-- Aim of the exercise --
Reproduce only this part of the listing: the line with "What data populates", plus every line after it through the last.

-- Given data --
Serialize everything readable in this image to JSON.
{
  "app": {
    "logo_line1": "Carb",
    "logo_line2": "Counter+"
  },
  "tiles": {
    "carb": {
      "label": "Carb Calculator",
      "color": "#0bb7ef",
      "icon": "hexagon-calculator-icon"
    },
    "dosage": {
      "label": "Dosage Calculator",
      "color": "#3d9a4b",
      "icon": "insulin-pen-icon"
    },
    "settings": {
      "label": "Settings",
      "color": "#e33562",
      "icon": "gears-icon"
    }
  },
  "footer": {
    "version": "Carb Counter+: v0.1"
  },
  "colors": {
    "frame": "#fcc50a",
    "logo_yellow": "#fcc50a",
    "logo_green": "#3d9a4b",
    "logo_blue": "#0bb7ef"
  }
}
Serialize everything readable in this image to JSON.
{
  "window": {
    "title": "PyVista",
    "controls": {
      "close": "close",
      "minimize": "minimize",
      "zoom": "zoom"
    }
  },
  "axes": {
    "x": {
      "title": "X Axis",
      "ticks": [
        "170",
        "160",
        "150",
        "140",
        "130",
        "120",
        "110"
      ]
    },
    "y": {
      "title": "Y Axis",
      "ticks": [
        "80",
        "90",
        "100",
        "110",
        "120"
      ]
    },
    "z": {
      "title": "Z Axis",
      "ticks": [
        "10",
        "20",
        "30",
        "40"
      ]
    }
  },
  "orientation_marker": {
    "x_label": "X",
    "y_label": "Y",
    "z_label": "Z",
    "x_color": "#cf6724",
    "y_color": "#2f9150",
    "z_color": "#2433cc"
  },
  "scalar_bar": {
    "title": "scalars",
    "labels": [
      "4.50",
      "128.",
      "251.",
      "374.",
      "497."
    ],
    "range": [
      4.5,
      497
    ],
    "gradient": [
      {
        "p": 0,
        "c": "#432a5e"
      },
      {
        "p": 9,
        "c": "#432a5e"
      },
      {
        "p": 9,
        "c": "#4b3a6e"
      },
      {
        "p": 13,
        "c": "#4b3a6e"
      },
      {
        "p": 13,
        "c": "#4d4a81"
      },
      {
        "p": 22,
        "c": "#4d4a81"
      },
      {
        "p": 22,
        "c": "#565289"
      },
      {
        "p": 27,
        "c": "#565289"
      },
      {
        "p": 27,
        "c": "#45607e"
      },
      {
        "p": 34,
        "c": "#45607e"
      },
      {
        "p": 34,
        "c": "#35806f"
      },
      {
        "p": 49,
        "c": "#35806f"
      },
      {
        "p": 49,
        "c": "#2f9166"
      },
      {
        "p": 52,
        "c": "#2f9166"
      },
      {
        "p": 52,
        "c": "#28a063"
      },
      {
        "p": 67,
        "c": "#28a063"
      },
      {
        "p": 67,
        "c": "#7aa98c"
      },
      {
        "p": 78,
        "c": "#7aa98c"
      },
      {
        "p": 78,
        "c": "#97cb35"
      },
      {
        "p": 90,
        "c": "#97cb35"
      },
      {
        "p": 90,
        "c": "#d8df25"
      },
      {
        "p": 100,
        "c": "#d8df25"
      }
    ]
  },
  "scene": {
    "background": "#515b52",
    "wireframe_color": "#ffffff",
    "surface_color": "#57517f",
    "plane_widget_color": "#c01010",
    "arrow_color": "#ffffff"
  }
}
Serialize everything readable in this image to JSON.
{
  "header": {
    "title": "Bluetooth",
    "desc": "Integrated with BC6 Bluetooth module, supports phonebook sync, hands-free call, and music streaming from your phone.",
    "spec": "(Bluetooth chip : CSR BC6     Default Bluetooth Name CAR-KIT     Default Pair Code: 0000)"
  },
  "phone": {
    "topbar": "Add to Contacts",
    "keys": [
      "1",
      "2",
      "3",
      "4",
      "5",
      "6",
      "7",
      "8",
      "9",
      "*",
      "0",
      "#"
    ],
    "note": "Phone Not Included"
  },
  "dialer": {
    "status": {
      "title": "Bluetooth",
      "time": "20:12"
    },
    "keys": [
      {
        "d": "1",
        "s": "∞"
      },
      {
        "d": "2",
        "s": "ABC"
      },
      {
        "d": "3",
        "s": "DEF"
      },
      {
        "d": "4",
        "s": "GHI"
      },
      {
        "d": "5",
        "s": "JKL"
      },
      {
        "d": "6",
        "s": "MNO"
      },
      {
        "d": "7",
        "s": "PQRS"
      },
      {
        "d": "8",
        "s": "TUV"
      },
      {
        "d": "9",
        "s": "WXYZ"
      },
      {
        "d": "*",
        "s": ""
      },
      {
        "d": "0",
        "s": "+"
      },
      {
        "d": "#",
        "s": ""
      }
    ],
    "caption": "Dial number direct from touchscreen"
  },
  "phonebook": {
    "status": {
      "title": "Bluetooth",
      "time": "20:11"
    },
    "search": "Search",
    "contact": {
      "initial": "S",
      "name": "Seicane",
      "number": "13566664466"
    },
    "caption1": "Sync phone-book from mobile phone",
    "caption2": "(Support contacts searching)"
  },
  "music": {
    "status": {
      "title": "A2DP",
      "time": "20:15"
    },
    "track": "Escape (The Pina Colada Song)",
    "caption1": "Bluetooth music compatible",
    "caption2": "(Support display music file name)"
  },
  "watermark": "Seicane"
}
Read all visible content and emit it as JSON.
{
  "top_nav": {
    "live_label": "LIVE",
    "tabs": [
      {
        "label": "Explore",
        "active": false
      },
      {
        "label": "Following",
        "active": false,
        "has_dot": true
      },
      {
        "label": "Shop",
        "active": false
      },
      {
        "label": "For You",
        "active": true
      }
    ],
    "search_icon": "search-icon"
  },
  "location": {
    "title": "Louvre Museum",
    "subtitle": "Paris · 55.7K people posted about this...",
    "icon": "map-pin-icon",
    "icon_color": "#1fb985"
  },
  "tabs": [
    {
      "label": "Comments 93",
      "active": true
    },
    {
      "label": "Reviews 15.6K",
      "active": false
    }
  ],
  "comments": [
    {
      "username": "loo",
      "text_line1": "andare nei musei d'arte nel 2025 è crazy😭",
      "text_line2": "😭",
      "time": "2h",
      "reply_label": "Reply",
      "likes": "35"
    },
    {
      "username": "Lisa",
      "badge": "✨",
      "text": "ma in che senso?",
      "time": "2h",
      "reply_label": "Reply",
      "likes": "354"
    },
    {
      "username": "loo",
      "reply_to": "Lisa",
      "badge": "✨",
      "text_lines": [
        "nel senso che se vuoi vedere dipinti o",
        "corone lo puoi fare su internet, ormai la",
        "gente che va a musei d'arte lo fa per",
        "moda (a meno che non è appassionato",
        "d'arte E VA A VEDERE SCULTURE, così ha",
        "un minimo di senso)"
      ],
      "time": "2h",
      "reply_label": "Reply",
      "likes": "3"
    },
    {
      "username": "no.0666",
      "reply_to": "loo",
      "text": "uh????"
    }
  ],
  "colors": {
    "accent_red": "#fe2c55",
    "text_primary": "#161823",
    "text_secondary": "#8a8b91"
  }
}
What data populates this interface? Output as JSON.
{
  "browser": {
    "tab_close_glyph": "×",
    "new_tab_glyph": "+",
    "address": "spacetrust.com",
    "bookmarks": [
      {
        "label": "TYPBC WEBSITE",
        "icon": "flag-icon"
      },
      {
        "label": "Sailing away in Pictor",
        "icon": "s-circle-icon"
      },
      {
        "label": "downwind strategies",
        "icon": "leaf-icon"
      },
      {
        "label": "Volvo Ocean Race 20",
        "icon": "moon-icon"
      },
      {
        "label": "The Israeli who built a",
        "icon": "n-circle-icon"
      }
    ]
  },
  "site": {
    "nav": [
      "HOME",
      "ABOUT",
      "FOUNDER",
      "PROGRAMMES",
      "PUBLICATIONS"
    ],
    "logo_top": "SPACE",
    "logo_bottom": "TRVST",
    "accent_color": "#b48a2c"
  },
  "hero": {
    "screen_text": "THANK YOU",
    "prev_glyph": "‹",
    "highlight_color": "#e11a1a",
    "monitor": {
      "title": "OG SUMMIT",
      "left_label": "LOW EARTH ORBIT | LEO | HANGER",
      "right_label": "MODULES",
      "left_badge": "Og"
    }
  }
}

-- Problem solution --
What data populates this interface? Output as JSON.
{
  "browser": {
    "tab_close_glyph": "×",
    "new_tab_glyph": "+",
    "address": "spacetrust.com",
    "bookmarks": [
      {
        "label": "TYPBC WEBSITE",
        "icon": "flag-icon"
      },
      {
        "label": "Sailing away in Pictor",
        "icon": "s-circle-icon"
      },
      {
        "label": "downwind strategies",
        "icon": "leaf-icon"
      },
      {
        "label": "Volvo Ocean Race 20",
        "icon": "moon-icon"
      },
      {
        "label": "The Israeli who built a",
        "icon": "n-circle-icon"
      }
    ]
  },
  "site": {
    "nav": [
      "HOME",
      "ABOUT",
      "FOUNDER",
      "PROGRAMMES",
      "PUBLICATIONS"
    ],
    "logo_top": "SPACE",
    "logo_bottom": "TRVST",
    "accent_color": "#b48a2c"
  },
  "hero": {
    "screen_text": "THANK YOU",
    "prev_glyph": "‹",
    "highlight_color": "#e11a1a",
    "monitor": {
      "title": "OG SUMMIT",
      "left_label": "LOW EARTH ORBIT | LEO | HANGER",
      "right_label": "MODULES",
      "left_badge": "Og"
    }
  }
}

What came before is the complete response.